Extracts from a graphics dataset:
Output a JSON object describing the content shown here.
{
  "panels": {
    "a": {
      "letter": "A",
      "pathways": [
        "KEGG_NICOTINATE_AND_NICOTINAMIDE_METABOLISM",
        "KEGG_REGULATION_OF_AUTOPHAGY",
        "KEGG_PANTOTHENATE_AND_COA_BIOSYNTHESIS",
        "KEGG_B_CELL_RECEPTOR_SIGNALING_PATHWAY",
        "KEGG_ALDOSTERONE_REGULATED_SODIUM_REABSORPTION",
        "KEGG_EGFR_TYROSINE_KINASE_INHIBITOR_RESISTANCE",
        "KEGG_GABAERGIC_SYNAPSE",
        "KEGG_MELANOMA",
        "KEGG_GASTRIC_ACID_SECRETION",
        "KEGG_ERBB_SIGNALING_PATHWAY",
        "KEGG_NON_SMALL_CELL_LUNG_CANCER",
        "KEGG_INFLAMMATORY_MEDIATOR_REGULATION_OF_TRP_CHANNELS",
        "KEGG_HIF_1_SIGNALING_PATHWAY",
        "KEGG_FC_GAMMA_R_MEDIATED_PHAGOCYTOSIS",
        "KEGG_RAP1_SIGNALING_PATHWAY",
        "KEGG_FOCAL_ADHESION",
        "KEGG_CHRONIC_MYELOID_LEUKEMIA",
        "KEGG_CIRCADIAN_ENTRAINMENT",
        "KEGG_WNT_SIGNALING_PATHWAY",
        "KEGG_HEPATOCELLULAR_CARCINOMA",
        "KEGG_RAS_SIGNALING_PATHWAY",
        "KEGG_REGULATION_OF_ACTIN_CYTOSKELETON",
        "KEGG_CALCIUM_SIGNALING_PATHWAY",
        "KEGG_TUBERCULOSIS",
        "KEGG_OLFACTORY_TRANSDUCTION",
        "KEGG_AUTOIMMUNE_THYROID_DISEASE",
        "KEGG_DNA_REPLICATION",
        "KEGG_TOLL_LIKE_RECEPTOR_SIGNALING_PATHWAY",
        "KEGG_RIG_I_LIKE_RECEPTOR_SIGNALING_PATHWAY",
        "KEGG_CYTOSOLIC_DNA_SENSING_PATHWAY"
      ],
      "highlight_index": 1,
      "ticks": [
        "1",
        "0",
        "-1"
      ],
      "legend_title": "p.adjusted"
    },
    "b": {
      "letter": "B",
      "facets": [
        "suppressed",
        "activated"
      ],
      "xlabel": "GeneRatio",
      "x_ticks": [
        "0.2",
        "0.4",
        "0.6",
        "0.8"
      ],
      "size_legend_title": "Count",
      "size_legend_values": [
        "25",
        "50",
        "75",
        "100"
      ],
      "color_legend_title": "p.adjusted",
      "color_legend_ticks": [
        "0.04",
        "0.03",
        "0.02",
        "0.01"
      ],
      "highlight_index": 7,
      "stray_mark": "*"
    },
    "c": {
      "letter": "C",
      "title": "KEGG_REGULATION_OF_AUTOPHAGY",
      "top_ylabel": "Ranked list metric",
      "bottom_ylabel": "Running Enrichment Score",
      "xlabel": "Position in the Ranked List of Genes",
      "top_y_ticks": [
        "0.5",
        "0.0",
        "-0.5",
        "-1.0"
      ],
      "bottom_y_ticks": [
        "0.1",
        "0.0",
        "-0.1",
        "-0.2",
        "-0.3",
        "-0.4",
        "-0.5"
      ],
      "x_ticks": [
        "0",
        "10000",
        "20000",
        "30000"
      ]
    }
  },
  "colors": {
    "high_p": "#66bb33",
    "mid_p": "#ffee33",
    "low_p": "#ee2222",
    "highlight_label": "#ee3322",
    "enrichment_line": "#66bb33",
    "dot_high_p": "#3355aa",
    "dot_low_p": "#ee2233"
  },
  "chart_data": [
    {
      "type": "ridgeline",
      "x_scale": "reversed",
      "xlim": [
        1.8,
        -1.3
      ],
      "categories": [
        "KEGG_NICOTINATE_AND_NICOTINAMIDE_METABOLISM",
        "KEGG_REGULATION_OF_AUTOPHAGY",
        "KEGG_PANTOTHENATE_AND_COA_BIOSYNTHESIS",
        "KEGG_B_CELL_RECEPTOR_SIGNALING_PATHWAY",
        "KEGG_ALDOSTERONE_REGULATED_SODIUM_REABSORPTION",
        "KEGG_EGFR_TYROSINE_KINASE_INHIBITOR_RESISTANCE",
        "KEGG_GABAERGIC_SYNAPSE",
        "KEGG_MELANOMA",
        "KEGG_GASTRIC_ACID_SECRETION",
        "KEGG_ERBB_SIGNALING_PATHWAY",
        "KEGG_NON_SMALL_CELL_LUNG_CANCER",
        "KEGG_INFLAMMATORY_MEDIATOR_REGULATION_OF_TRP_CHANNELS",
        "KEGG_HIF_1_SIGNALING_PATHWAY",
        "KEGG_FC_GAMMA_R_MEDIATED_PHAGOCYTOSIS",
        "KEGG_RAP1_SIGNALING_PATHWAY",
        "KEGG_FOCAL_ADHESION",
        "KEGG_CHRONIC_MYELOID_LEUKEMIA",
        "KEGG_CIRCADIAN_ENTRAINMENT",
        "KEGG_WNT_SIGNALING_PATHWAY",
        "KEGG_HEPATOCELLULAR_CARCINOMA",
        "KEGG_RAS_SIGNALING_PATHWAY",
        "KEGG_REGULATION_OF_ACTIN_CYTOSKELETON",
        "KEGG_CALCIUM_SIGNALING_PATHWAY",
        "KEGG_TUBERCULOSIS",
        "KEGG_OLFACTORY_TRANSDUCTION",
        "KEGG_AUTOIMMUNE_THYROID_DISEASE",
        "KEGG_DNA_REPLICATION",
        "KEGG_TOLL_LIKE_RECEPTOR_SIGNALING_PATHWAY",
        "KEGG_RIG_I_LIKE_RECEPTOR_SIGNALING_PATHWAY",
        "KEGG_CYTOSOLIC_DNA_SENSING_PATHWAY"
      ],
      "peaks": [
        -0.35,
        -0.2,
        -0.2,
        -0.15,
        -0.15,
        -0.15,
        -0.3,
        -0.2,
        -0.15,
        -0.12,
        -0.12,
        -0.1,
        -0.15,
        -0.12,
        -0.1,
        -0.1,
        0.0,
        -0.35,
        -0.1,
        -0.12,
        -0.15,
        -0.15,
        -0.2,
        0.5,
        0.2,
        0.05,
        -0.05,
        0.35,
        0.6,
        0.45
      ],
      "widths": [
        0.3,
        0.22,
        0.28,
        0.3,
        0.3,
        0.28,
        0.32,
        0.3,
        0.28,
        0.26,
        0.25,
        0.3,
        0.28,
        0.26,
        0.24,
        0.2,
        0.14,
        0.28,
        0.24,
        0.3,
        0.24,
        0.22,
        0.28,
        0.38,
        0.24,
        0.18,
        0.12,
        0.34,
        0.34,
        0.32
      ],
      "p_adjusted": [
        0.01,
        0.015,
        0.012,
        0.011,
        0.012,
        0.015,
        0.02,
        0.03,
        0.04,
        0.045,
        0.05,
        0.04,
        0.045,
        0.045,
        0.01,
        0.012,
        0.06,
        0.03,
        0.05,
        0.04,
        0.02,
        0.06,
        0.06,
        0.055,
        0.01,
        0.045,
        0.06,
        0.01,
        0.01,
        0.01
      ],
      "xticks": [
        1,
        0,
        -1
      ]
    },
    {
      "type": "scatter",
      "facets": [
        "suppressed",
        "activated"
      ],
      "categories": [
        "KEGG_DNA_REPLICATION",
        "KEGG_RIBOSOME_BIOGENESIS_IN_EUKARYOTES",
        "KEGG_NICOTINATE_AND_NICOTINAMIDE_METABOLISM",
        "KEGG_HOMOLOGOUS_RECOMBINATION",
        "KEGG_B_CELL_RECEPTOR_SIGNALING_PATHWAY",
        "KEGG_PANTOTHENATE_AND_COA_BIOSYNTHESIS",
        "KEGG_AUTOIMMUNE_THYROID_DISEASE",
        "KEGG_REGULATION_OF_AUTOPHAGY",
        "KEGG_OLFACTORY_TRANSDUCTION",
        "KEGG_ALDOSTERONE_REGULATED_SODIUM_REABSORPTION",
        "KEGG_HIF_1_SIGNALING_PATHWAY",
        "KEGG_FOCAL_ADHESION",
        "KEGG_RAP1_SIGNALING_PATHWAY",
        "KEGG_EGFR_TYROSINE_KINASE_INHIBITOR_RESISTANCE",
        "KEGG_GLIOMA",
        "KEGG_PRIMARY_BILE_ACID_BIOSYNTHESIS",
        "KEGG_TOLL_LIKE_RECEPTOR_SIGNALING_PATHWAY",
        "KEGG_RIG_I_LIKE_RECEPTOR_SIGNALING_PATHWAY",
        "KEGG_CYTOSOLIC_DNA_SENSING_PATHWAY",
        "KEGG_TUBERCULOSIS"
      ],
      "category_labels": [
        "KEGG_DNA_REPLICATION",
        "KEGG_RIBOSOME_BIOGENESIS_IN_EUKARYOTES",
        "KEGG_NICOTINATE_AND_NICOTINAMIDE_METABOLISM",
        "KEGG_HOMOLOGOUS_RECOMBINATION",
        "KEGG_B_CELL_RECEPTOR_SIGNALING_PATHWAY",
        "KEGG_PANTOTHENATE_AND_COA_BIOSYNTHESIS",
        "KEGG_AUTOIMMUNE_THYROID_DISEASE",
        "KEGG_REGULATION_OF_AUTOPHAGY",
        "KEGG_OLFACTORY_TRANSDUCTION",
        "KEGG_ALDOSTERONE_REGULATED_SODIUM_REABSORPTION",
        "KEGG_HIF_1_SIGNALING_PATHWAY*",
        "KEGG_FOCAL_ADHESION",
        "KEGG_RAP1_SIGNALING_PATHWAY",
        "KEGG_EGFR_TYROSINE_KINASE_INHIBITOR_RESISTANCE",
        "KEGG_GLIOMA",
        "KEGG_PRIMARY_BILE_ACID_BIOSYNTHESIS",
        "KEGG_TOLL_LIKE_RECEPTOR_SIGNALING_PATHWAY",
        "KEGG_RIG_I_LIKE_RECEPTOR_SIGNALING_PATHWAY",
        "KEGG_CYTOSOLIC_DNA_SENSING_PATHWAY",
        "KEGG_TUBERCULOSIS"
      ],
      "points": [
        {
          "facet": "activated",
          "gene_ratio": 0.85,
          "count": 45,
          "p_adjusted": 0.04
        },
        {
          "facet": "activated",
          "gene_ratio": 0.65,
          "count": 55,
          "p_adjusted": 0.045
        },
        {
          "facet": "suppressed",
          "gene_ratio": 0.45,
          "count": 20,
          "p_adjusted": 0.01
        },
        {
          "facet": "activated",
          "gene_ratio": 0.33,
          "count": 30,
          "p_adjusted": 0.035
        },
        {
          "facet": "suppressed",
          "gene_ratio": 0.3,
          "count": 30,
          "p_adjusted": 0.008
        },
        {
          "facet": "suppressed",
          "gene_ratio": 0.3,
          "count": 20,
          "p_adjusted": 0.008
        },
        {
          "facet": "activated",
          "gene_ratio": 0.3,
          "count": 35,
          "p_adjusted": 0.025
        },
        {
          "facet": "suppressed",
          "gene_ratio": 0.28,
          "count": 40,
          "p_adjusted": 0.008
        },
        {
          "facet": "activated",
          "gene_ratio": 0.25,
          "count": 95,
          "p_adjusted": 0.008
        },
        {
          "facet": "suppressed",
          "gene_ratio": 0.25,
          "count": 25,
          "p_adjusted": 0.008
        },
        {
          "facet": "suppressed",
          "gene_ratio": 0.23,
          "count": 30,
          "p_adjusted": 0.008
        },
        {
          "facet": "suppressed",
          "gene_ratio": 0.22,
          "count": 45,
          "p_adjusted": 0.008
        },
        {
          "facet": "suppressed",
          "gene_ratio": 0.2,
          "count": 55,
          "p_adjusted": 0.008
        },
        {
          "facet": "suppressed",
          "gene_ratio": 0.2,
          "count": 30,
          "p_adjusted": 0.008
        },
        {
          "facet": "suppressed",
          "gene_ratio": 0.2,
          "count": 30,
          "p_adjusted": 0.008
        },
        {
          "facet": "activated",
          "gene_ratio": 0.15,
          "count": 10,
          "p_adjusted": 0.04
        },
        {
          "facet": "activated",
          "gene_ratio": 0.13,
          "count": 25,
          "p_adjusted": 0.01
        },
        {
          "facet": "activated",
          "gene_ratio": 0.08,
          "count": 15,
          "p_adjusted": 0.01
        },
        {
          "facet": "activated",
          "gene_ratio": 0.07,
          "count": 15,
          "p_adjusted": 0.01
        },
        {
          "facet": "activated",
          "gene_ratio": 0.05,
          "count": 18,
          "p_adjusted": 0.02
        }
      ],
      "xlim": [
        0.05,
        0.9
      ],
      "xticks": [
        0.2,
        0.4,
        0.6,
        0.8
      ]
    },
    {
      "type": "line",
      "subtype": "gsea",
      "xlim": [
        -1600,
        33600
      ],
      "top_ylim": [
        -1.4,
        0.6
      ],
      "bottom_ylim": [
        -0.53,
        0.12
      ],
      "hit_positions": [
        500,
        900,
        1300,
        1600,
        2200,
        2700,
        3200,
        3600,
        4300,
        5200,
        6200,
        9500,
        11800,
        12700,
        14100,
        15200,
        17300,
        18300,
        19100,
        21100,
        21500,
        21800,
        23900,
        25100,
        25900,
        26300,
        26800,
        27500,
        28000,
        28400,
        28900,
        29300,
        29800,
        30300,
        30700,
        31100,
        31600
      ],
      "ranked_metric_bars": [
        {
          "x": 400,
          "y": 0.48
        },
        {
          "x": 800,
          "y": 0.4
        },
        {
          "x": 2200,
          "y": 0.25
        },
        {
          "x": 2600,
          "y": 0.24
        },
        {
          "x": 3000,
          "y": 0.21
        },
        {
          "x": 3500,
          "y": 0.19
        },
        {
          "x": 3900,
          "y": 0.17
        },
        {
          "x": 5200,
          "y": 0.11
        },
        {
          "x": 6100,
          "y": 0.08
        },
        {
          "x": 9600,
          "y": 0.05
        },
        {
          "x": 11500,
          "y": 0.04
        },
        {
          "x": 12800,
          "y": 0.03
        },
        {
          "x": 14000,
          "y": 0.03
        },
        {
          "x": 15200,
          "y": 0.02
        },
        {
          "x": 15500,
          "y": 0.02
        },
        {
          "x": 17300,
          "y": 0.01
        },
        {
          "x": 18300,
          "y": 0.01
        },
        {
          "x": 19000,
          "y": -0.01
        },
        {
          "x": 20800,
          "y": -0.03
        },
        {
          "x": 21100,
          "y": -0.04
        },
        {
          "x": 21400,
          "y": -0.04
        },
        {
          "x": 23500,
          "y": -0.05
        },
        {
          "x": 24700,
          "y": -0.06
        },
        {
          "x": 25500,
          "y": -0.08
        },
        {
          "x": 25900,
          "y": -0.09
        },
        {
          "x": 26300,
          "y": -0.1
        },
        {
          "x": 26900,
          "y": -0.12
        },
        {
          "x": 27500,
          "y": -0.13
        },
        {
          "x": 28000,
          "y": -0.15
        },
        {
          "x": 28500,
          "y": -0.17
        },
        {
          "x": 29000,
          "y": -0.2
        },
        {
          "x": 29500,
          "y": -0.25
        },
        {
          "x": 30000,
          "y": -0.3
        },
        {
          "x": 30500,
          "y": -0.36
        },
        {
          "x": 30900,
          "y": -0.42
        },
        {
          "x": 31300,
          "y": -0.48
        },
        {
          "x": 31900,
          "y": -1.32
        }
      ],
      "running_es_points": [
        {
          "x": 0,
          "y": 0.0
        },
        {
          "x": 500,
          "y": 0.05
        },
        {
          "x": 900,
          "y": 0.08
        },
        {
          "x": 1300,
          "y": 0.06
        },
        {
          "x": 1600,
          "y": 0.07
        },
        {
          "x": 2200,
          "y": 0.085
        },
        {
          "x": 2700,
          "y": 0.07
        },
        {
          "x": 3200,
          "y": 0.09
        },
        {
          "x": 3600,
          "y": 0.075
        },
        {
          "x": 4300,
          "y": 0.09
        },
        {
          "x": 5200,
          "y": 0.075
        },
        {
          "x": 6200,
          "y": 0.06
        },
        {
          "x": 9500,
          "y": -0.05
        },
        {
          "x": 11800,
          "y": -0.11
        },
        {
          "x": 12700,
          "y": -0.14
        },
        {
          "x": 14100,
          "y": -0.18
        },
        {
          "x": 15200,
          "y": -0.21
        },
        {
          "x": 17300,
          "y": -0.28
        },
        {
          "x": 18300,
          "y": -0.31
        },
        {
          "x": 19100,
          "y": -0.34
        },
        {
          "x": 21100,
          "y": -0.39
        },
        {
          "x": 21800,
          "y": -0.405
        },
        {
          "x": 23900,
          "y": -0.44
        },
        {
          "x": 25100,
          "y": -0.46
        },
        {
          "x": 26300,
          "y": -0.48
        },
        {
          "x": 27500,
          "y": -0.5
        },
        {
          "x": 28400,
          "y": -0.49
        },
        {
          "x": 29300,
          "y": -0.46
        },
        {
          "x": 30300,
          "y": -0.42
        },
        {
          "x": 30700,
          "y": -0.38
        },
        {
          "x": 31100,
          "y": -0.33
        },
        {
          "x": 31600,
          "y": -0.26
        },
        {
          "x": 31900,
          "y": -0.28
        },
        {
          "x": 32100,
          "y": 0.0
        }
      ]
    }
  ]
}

- _TASK OBJECTIVE_: All lines above containing the string "xlabel" are to be collected.

- _ANSWER TO THIS TASK_:
      "xlabel": "GeneRatio",
      "xlabel": "Position in the Ranked List of Genes",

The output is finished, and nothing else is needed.